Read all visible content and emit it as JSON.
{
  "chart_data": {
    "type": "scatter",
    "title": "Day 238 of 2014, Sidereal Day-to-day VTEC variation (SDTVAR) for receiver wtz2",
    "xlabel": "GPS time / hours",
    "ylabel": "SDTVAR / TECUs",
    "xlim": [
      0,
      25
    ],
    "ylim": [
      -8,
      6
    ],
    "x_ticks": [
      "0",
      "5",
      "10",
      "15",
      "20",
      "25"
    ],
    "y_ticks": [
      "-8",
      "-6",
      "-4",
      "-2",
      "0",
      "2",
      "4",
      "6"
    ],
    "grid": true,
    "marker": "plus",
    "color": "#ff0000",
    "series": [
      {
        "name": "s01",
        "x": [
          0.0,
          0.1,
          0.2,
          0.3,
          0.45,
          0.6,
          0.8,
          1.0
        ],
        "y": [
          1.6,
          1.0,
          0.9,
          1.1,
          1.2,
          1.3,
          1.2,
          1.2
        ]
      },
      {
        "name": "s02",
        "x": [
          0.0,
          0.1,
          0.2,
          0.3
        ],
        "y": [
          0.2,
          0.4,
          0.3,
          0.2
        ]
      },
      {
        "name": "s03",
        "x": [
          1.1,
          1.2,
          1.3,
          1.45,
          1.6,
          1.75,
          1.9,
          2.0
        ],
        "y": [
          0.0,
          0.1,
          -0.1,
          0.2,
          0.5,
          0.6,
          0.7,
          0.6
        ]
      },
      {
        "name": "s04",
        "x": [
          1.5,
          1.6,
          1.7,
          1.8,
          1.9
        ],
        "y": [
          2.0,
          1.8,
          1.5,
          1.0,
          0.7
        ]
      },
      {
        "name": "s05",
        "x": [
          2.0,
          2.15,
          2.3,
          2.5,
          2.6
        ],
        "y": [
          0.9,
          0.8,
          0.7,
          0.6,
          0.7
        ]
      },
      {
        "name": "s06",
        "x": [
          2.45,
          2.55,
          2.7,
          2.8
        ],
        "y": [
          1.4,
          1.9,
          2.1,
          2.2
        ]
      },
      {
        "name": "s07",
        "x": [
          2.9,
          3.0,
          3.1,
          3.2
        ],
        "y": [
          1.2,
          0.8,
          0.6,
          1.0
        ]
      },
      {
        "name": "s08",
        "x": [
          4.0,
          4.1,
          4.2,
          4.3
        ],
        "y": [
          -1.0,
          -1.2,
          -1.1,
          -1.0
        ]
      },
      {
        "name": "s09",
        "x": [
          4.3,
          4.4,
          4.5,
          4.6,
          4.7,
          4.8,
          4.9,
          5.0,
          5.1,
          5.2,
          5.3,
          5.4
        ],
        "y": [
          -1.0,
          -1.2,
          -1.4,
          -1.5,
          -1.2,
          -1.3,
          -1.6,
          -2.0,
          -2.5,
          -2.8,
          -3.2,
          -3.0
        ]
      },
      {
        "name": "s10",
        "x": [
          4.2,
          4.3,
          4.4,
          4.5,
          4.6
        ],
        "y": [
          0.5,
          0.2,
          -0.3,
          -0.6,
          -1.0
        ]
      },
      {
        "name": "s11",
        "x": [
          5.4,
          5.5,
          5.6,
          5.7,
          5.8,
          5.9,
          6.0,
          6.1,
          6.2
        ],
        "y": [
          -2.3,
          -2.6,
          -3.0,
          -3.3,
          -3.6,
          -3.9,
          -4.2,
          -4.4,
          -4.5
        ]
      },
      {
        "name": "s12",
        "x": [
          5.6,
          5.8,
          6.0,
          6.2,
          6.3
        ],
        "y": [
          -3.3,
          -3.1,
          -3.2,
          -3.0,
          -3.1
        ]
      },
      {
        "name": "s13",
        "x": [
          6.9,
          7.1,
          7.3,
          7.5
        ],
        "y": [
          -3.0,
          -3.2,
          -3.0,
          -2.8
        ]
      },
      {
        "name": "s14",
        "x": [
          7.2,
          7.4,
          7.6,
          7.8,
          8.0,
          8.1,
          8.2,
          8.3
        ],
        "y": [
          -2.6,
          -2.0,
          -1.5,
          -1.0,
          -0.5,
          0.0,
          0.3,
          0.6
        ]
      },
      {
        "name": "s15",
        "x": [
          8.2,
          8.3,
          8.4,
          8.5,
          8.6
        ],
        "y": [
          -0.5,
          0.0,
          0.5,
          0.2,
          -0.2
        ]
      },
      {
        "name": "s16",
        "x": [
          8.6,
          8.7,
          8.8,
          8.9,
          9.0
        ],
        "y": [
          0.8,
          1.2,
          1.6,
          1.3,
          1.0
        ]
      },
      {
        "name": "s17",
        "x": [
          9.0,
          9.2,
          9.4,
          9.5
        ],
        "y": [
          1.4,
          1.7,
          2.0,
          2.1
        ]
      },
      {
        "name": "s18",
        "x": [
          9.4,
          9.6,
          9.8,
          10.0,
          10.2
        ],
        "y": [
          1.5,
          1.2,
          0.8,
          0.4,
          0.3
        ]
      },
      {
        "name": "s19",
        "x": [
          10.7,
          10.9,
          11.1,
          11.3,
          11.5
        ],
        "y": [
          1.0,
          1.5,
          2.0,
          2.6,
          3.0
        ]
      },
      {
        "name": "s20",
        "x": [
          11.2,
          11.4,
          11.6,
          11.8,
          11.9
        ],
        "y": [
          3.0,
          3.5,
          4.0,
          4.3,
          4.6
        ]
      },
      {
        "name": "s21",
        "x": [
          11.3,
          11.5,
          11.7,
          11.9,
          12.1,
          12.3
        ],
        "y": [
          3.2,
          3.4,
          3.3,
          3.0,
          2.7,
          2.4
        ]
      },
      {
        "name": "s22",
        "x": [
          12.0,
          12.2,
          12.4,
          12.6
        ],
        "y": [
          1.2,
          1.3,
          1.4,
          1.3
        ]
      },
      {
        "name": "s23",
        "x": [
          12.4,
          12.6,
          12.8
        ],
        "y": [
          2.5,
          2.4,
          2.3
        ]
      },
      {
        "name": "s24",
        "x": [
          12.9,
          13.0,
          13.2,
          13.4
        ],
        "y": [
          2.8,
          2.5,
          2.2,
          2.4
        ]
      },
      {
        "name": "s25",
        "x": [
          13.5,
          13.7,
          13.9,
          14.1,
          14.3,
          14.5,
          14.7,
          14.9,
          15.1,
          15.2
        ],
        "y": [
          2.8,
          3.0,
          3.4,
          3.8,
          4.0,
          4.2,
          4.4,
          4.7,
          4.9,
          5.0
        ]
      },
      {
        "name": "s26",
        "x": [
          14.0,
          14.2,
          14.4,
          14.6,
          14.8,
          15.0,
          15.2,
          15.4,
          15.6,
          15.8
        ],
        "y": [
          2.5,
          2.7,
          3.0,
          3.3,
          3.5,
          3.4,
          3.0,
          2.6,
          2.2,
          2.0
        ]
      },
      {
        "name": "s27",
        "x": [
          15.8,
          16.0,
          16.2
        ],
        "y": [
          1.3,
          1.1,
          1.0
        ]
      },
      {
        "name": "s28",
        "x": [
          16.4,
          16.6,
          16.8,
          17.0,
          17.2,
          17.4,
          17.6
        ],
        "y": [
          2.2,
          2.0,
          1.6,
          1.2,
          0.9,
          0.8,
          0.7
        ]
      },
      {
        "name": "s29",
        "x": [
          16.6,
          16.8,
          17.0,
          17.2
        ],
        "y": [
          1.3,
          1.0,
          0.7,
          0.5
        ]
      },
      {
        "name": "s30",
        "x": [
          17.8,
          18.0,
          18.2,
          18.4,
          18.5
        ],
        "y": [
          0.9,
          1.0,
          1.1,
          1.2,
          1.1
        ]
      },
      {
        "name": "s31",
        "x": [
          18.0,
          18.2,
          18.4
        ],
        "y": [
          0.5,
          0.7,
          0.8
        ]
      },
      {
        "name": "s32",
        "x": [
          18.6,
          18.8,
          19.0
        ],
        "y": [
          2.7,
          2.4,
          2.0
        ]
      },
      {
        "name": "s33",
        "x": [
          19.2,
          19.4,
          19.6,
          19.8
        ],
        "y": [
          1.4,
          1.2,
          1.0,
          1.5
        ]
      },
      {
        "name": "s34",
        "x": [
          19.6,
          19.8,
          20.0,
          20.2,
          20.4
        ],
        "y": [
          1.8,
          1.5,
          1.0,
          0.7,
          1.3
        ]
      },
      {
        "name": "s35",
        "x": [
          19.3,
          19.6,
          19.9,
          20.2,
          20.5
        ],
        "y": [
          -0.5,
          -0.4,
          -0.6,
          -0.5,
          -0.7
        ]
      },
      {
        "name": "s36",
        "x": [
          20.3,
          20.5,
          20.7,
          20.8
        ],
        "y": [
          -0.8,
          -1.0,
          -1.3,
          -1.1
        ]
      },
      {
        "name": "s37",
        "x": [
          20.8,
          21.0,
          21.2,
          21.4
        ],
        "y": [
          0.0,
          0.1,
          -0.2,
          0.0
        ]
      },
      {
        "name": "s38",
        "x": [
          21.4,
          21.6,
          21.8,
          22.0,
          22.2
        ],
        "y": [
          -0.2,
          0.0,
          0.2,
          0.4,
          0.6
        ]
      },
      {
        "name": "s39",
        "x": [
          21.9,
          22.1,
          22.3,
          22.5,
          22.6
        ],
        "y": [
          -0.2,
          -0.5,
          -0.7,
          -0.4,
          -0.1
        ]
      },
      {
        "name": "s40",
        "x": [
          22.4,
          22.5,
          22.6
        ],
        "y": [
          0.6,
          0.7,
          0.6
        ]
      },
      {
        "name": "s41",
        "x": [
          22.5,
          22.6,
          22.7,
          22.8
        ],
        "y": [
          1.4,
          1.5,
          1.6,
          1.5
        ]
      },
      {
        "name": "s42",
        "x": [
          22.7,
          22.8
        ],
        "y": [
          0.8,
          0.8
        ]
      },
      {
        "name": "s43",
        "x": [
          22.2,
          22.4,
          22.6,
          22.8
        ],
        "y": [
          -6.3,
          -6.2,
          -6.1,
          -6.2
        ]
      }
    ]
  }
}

--------------------------------------------------

Work out the number of lines in this listing that include the word "SDTVAR". Reply with that number only.

▶ Exercise result: 2